(Collection entries)
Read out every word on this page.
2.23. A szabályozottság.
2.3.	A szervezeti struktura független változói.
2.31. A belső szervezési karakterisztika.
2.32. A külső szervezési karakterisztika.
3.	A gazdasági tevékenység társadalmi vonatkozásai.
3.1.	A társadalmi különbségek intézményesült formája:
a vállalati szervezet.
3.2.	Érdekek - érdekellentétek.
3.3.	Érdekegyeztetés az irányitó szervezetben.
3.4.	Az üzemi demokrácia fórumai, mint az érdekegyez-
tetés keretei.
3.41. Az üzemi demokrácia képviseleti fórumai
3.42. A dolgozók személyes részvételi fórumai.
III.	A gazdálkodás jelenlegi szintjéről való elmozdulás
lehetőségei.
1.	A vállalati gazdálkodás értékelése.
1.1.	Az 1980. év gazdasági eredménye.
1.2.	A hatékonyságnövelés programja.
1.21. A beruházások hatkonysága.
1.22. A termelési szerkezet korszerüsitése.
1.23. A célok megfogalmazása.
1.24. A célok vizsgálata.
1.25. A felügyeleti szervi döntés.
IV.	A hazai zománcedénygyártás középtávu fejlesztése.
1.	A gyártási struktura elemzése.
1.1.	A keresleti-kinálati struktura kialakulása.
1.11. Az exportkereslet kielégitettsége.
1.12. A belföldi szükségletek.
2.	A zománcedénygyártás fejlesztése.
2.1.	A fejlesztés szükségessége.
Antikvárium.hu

- GOAL OF THE EXERCISE:
Go through the records above and retype each one exactly.

- SOLUTION FOR THIS EXERCISE:
Read out every word on this page.
2.23. A szabályozottság.
2.3.	A szervezeti struktura független változói.
2.31. A belső szervezési karakterisztika.
2.32. A külső szervezési karakterisztika.
3.	A gazdasági tevékenység társadalmi vonatkozásai.
3.1.	A társadalmi különbségek intézményesült formája:
a vállalati szervezet.
3.2.	Érdekek - érdekellentétek.
3.3.	Érdekegyeztetés az irányitó szervezetben.
3.4.	Az üzemi demokrácia fórumai, mint az érdekegyez-
tetés keretei.
3.41. Az üzemi demokrácia képviseleti fórumai
3.42. A dolgozók személyes részvételi fórumai.
III.	A gazdálkodás jelenlegi szintjéről való elmozdulás
lehetőségei.
1.	A vállalati gazdálkodás értékelése.
1.1.	Az 1980. év gazdasági eredménye.
1.2.	A hatékonyságnövelés programja.
1.21. A beruházások hatkonysága.
1.22. A termelési szerkezet korszerüsitése.
1.23. A célok megfogalmazása.
1.24. A célok vizsgálata.
1.25. A felügyeleti szervi döntés.
IV.	A hazai zománcedénygyártás középtávu fejlesztése.
1.	A gyártási struktura elemzése.
1.1.	A keresleti-kinálati struktura kialakulása.
1.11. Az exportkereslet kielégitettsége.
1.12. A belföldi szükségletek.
2.	A zománcedénygyártás fejlesztése.
2.1.	A fejlesztés szükségessége.
Antikvárium.hu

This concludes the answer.